Data shown ->

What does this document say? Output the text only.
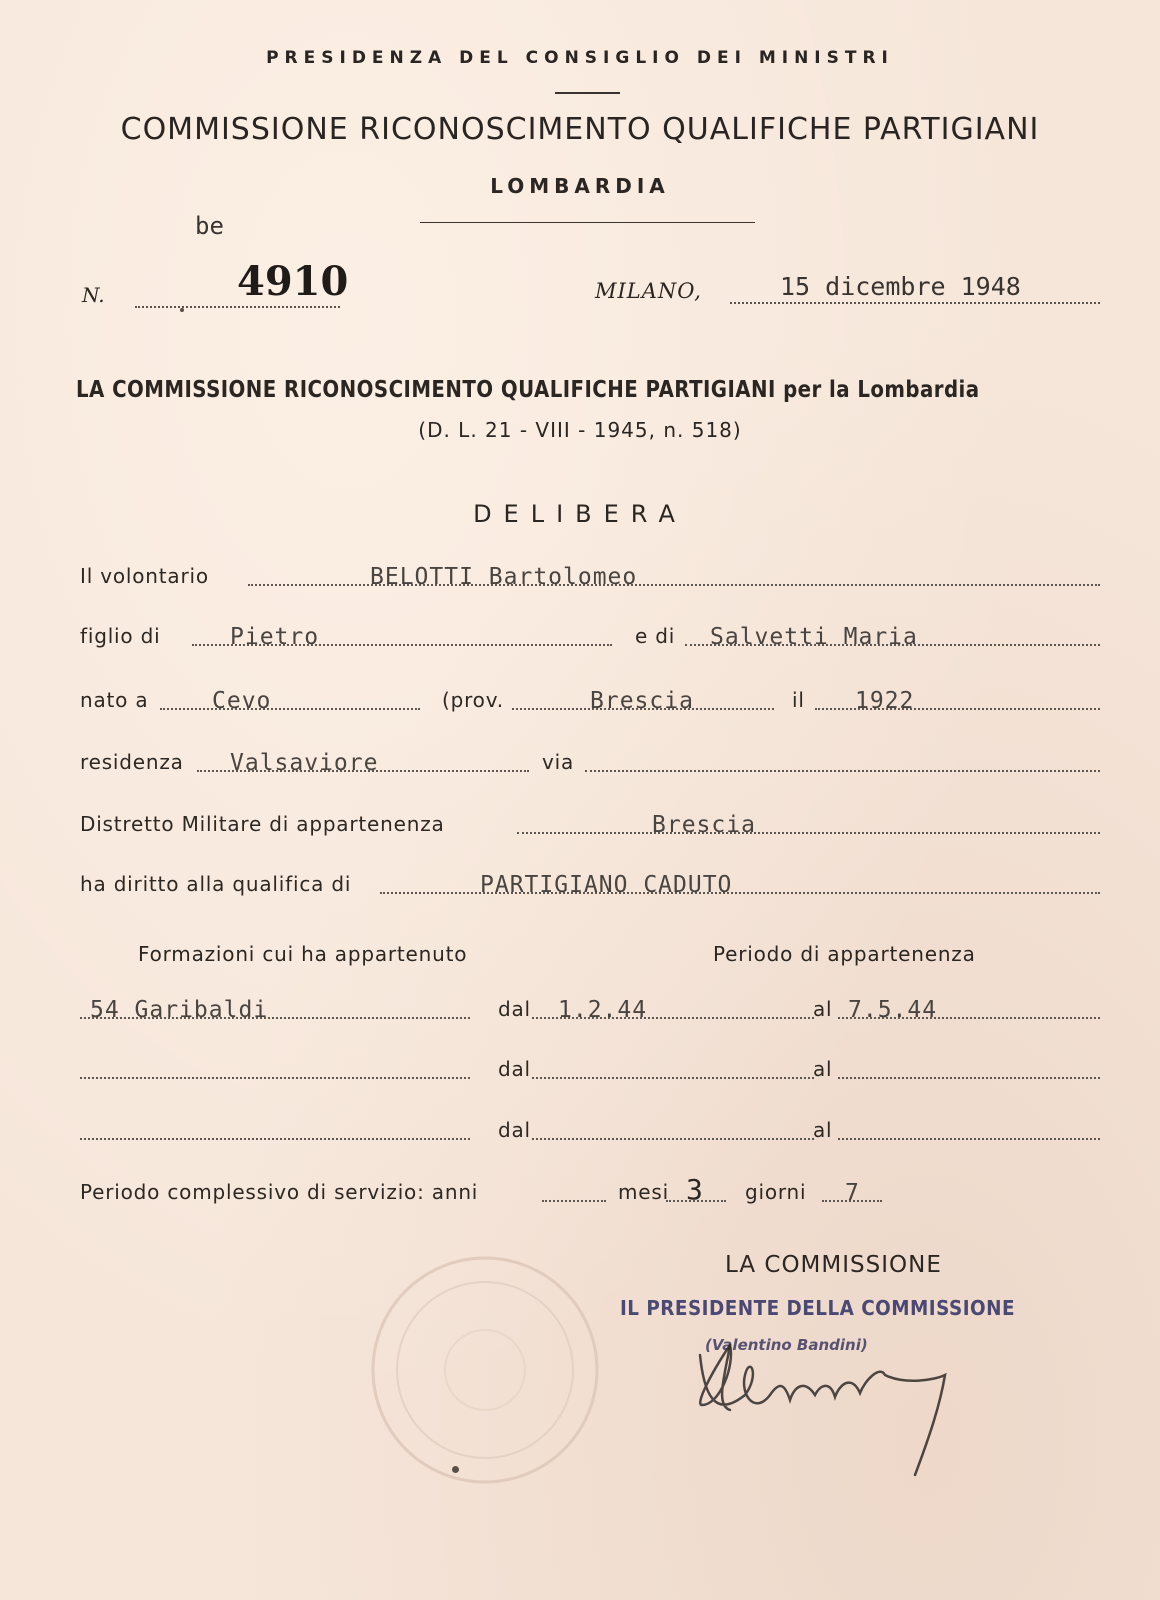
PRESIDENZA DEL CONSIGLIO DEI MINISTRI
COMMISSIONE RICONOSCIMENTO QUALIFICHE PARTIGIANI
LOMBARDIA
be
N.	4910	MILANO,	15 dicembre 1948
LA COMMISSIONE RICONOSCIMENTO QUALIFICHE PARTIGIANI per la Lombardia
(D. L. 21 - VIII - 1945, n. 518)
DELIBERA
Il volontario	BELOTTI Bartolomeo
figlio di	Pietro	e di Salvetti Maria
nato a	Cevo	(prov.	Brescia	il 1922
residenza Valsaviore	via
Distretto Militare di appartenenza	Brescia
ha diritto alla qualifica di	PARTIGIANO CADUTO
Formazioni cui ha appartenuto	Periodo di appartenenza
54 Garibaldi	dal 1.2.44	al 7.5.44
dal	al
dal	al
Periodo complessivo di servizio: anni	mesi 3 giorni 7
LA COMMISSIONE
IL PRESIDENTE DELLA COMMISSIONE
(Valentino Bandini)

Exercise directions -> Repeat the material above word for word, please, apart from its images.

Answer to the task ->
What does this document say? Output the text only.
PRESIDENZA DEL CONSIGLIO DEI MINISTRI
COMMISSIONE RICONOSCIMENTO QUALIFICHE PARTIGIANI
LOMBARDIA
be
N.	4910	MILANO,	15 dicembre 1948
LA COMMISSIONE RICONOSCIMENTO QUALIFICHE PARTIGIANI per la Lombardia
(D. L. 21 - VIII - 1945, n. 518)
DELIBERA
Il volontario	BELOTTI Bartolomeo
figlio di	Pietro	e di Salvetti Maria
nato a	Cevo	(prov.	Brescia	il 1922
residenza Valsaviore	via
Distretto Militare di appartenenza	Brescia
ha diritto alla qualifica di	PARTIGIANO CADUTO
Formazioni cui ha appartenuto	Periodo di appartenenza
54 Garibaldi	dal 1.2.44	al 7.5.44
dal	al
dal	al
Periodo complessivo di servizio: anni	mesi 3 giorni 7
LA COMMISSIONE
IL PRESIDENTE DELLA COMMISSIONE
(Valentino Bandini)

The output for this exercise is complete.